Source records:
------------

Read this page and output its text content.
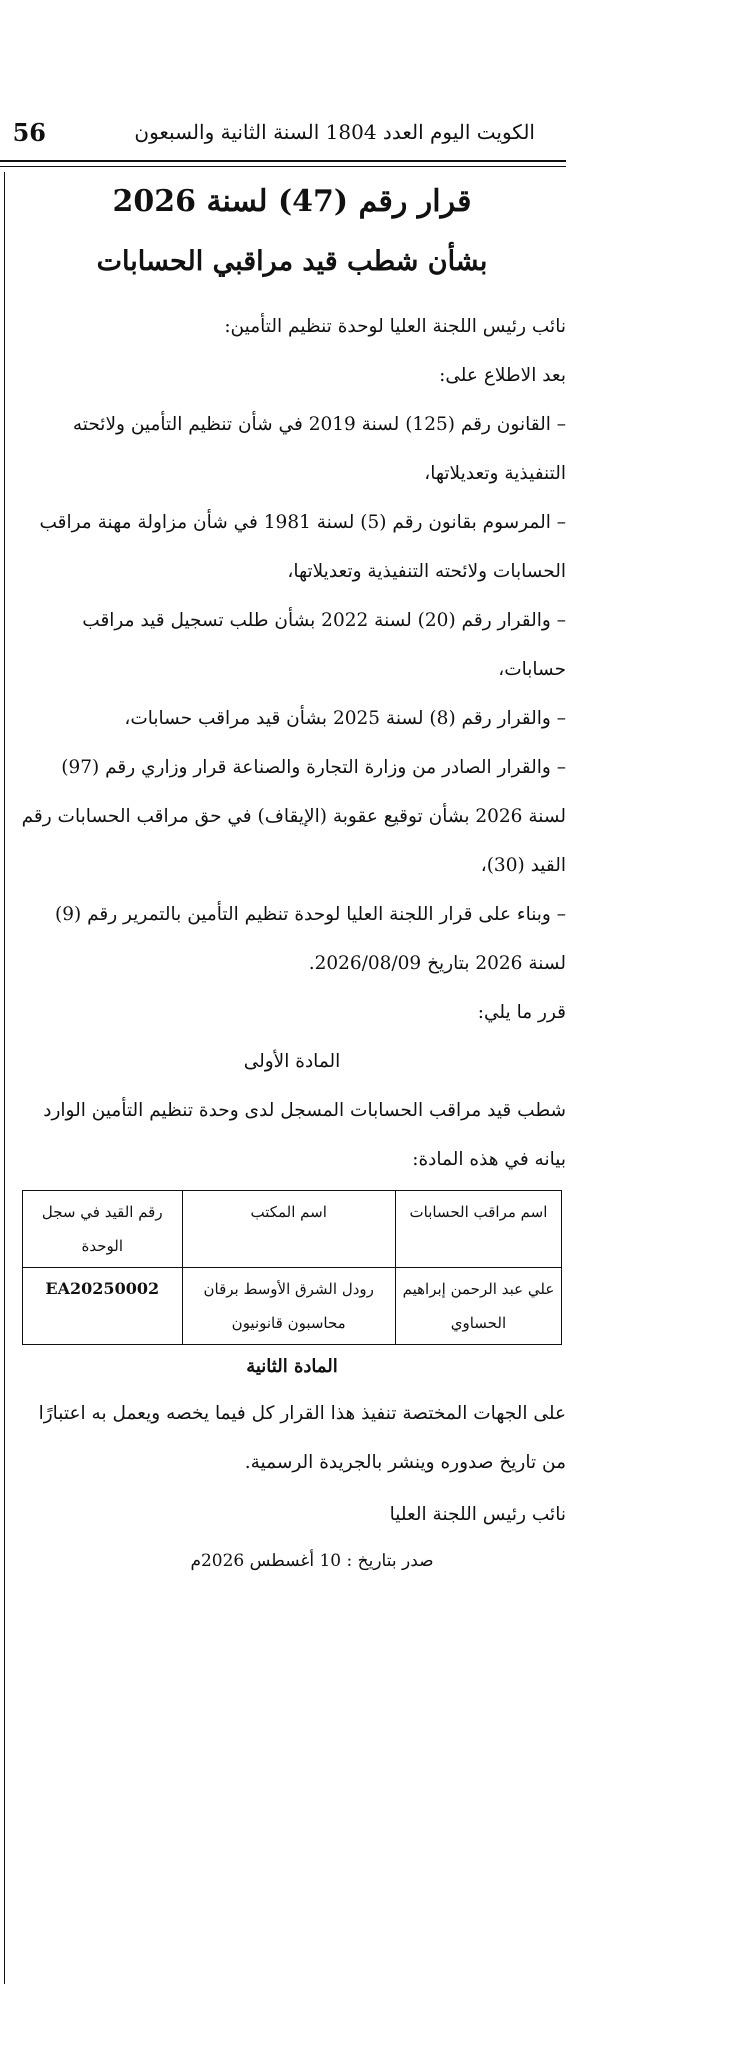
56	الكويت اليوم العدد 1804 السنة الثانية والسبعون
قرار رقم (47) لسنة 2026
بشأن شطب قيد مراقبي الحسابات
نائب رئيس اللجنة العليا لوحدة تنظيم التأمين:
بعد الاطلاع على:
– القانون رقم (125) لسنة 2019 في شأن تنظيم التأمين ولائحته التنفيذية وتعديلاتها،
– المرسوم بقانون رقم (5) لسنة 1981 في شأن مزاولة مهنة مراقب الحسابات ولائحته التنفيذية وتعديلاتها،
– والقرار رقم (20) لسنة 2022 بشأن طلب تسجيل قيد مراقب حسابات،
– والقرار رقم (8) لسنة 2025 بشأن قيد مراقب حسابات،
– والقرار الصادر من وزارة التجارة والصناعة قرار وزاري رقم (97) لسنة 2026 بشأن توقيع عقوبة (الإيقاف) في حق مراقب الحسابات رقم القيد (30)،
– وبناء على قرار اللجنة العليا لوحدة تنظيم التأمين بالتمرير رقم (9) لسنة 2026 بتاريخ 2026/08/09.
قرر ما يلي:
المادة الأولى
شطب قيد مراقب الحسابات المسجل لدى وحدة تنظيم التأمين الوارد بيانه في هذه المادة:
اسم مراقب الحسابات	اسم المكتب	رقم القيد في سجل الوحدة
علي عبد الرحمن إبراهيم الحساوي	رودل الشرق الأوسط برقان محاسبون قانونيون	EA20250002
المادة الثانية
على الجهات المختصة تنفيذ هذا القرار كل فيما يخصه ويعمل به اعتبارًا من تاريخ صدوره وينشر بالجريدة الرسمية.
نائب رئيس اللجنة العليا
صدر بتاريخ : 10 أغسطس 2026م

------------

OBJECTIVE: Copy the material exactly. Do not include the pictures.

FULL RESPONSE:
Read this page and output its text content.
56	الكويت اليوم العدد 1804 السنة الثانية والسبعون
قرار رقم (47) لسنة 2026
بشأن شطب قيد مراقبي الحسابات
نائب رئيس اللجنة العليا لوحدة تنظيم التأمين:
بعد الاطلاع على:
– القانون رقم (125) لسنة 2019 في شأن تنظيم التأمين ولائحته التنفيذية وتعديلاتها،
– المرسوم بقانون رقم (5) لسنة 1981 في شأن مزاولة مهنة مراقب الحسابات ولائحته التنفيذية وتعديلاتها،
– والقرار رقم (20) لسنة 2022 بشأن طلب تسجيل قيد مراقب حسابات،
– والقرار رقم (8) لسنة 2025 بشأن قيد مراقب حسابات،
– والقرار الصادر من وزارة التجارة والصناعة قرار وزاري رقم (97) لسنة 2026 بشأن توقيع عقوبة (الإيقاف) في حق مراقب الحسابات رقم القيد (30)،
– وبناء على قرار اللجنة العليا لوحدة تنظيم التأمين بالتمرير رقم (9) لسنة 2026 بتاريخ 2026/08/09.
قرر ما يلي:
المادة الأولى
شطب قيد مراقب الحسابات المسجل لدى وحدة تنظيم التأمين الوارد بيانه في هذه المادة:
اسم مراقب الحسابات	اسم المكتب	رقم القيد في سجل الوحدة
علي عبد الرحمن إبراهيم الحساوي	رودل الشرق الأوسط برقان محاسبون قانونيون	EA20250002
المادة الثانية
على الجهات المختصة تنفيذ هذا القرار كل فيما يخصه ويعمل به اعتبارًا من تاريخ صدوره وينشر بالجريدة الرسمية.
نائب رئيس اللجنة العليا
صدر بتاريخ : 10 أغسطس 2026م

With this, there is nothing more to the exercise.